--- START OF Extract provided ---

A Brief History of Buckingham Palace
Buckingham Palace is actually located in the City of Westminster and it is the official London residence and administrative offices of the current British monarch. Originally known as Buckingham House, a large townhouse was built on the site for the first Duke of Buckingham in 1705. In 1761, King George III acquired it as a private retreat for Queen Charlotte and during that time it was known as the Queen’s House. In 1820, King George IV, quickly decided that Buckingham House, as it was now known as, would be the perfect location for his new London home. John Nash, the famous architect, was chosen to design and he built two new wing additions to the building which was now being referred to as Buckingham Palace. The renovations were still far from completion when George IV died and his brother became King William IV. The new king had no interest in moving from Clarence House into the unfinished palace. Nash was fired due to his massive overspending and Edward Blore was brought in as the new architect to complete the project. Finally in 1837, on the accession of Queen Victoria to the British throne, she moved from Kensington Palace into Buckingham Palace and it became the official royal palace of the British monarch since that time.

--- END OF Extract provided ---
--- START OF Dataset content ---

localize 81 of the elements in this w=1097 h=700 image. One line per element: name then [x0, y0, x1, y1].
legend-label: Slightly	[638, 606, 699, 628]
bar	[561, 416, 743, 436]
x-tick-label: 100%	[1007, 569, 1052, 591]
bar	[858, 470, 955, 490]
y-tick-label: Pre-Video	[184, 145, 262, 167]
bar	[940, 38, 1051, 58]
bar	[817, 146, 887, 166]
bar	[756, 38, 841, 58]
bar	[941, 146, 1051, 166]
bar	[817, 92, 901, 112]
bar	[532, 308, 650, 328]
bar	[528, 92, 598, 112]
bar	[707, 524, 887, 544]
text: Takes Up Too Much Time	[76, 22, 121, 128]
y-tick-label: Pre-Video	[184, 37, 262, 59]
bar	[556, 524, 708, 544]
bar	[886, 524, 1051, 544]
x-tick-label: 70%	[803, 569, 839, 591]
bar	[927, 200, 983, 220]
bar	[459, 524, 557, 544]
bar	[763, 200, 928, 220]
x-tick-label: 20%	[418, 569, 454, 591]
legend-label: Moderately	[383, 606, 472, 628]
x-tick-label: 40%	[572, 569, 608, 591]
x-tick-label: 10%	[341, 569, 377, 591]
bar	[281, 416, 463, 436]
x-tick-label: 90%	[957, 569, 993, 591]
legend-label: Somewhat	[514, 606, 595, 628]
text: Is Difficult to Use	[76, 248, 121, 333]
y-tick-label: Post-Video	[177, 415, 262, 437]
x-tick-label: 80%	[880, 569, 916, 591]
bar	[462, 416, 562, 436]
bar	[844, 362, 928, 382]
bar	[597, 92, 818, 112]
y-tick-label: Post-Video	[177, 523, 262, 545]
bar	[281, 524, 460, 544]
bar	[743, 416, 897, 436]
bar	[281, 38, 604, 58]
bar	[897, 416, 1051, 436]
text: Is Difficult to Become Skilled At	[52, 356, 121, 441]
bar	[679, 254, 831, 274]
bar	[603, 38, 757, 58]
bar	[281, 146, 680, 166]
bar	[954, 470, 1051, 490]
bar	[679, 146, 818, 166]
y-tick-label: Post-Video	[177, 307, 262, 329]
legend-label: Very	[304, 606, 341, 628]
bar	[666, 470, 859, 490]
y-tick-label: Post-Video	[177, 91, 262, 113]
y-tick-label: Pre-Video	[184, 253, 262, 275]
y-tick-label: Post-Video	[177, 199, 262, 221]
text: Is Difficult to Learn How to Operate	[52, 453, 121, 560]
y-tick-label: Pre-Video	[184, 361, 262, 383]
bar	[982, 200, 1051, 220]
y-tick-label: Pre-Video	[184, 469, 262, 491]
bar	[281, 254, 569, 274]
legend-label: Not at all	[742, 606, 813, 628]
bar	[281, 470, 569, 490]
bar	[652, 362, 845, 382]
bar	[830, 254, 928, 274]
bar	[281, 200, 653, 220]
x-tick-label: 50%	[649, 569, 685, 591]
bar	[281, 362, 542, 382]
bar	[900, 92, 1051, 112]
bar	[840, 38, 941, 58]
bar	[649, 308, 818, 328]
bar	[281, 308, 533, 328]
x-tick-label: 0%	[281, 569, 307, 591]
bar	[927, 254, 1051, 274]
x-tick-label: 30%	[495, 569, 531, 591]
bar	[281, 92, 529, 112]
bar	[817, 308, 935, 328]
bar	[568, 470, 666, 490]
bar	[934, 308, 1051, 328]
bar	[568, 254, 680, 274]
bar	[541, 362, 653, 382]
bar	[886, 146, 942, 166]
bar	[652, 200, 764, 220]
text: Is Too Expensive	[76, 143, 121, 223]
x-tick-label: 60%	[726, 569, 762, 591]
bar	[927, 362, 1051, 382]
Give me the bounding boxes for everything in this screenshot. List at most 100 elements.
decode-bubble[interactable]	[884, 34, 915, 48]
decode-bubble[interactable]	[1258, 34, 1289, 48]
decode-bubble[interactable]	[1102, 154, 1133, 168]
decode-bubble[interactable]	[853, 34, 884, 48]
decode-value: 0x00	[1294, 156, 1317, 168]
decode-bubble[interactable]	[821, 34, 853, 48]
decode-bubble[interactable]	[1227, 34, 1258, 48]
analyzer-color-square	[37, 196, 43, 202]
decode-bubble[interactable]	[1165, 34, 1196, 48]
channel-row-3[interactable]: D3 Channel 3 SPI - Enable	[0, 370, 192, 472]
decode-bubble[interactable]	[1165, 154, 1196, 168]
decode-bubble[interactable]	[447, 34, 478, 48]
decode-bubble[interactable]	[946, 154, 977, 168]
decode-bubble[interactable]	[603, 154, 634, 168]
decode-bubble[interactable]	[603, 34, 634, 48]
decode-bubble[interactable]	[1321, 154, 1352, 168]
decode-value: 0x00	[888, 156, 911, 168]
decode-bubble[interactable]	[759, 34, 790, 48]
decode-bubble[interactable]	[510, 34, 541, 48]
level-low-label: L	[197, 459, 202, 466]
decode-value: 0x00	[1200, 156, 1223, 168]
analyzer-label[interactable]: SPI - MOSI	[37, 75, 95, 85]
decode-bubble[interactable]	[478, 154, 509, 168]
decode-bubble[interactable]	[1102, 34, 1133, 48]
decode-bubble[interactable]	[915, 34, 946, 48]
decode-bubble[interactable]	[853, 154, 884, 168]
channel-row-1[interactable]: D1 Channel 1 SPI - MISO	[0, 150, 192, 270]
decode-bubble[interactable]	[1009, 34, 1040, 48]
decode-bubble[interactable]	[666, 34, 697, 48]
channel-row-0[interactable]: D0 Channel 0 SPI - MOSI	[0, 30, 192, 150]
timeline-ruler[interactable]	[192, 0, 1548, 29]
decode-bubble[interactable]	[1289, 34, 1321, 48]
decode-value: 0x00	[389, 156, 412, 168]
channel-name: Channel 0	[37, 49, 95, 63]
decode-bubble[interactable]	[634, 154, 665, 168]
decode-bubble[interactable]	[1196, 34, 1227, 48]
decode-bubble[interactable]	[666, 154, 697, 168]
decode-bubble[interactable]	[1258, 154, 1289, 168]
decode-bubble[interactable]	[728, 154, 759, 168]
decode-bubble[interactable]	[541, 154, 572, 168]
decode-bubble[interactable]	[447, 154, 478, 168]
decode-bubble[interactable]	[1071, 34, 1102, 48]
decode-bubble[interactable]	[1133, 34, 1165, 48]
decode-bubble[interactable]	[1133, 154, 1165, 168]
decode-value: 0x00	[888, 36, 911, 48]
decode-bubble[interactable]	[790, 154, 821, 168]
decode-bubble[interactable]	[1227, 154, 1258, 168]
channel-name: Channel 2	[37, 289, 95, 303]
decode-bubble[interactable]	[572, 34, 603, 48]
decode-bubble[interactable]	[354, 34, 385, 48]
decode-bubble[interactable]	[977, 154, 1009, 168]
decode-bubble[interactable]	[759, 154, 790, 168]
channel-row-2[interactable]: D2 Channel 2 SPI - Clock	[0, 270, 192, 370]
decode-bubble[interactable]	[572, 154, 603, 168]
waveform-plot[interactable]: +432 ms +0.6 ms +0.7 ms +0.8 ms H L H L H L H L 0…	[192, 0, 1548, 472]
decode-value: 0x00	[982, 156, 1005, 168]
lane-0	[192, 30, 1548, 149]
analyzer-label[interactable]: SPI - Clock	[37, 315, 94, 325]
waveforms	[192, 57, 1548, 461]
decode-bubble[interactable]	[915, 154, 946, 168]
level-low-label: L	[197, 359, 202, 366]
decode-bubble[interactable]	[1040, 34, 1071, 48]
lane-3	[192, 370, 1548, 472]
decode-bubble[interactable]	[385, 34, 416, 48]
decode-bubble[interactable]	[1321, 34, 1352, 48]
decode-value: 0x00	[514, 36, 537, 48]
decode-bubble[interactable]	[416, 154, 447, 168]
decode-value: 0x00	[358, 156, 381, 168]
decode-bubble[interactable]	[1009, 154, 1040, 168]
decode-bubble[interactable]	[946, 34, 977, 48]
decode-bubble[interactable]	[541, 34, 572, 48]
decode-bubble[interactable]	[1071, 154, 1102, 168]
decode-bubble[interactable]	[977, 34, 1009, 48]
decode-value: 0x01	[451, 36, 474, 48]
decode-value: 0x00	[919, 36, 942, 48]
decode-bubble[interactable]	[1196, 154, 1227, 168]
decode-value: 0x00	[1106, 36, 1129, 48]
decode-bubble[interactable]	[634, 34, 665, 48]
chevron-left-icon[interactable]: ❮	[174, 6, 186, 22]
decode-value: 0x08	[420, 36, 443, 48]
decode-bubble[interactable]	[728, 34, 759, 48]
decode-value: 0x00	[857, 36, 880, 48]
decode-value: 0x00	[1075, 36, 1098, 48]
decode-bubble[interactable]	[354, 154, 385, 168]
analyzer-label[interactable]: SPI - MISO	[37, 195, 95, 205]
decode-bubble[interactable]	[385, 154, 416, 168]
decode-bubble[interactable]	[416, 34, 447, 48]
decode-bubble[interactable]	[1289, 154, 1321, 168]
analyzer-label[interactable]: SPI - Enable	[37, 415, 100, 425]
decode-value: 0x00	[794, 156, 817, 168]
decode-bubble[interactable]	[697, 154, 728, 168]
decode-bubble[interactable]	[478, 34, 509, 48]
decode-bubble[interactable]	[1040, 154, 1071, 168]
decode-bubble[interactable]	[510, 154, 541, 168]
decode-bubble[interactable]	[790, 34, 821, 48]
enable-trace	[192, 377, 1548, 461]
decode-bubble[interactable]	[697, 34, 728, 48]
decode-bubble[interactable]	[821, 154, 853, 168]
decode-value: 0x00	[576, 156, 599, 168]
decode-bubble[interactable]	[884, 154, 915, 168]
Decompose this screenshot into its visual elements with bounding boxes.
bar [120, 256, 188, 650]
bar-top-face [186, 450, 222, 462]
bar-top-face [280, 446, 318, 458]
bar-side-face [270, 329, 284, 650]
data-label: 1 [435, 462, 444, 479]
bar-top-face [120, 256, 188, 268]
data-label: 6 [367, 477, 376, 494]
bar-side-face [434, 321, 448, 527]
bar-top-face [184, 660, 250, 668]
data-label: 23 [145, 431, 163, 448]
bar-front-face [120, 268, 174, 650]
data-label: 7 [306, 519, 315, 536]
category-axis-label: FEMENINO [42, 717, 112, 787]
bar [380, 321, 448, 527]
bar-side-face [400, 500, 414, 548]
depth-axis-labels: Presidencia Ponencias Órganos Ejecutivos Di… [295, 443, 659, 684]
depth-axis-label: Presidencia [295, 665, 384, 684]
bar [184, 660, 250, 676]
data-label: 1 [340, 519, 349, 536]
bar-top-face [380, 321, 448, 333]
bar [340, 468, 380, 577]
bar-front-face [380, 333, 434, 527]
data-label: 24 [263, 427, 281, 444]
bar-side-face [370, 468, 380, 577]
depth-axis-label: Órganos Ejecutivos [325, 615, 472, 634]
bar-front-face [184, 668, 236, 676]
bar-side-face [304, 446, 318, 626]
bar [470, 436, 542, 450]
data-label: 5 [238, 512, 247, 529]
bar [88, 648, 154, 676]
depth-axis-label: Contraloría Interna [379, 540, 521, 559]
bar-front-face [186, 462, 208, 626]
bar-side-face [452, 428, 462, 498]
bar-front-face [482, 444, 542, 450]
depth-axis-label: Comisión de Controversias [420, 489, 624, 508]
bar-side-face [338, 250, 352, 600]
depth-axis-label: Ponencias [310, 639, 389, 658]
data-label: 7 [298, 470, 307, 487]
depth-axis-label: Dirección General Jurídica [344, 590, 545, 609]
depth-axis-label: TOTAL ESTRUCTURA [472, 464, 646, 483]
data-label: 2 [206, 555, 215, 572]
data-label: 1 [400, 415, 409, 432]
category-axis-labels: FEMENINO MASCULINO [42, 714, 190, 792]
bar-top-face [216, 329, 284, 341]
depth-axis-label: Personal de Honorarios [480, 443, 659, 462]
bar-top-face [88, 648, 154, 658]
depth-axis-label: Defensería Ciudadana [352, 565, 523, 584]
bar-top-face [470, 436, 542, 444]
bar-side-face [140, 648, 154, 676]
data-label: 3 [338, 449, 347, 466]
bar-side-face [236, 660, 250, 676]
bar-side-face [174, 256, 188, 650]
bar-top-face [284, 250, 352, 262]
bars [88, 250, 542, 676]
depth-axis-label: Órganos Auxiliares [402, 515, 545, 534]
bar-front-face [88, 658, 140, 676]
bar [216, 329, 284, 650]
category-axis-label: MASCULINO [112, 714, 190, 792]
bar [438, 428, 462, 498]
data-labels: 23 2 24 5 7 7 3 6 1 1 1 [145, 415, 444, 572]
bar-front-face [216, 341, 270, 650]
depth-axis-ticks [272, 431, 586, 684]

--- END OF Dataset content ---

Exercise task: Carry on the Buckingham Palace history from after its final sentence.

Task answer:
After the marriage of Queen Victoria to Prince Albert and with the birth of their nine children, Buckingham Palace went through further expansion to accommodate the large British Royal family. Blore was brought in again as the architect to design the fourth wing which added the east façade to the front of palace. After the death of her husband, Queen Victoria rarely occupied her London residence and preferred the seclusion of their other homes of Balmoral, Osborne House and Windsor Castle. Upon her death in 1901, King Edward VII moved in and extensively redecorated Buckingham Palace with a classic white and gold theme which still remains in many areas of the palace, such as the Grand Entrance and Staircase and the Grand Ballroom. During this time to honor his mother and the beloved British Monarch, the Victoria Memorial was erected in front of the palace.
Until the Second World War, there were very few changes made to Buckingham Palace. Then, during the German bombing of London Queen Victoria’s private chapel At Buckingham Palace received a direct hit and was destroyed. Years after the war ended, the chapel was rebuilt and Queen Elizabeth decided that the space would be used for royal exhibits and this area of the palace was opened to the public. The funding received was used to construct the Queen’s Gallery which now houses art pieces from the Royal Collection. Then in 1993, while the Queen was in Balmoral and not in residence at Buckingham Palace during the summer months, the State Rooms were open for public tours. This was initially done to raise funds for the rebuilding and repair of Windsor Castle which had undergone serious damage after a fire in 1992. Since then Buckingham Palace and several other royal palaces have been opened during specific times of the year and the funds now continue to maintain the Royal Collection, including the buildings, art and other objects of historical importance which are held in trust by the Monarch for Britain.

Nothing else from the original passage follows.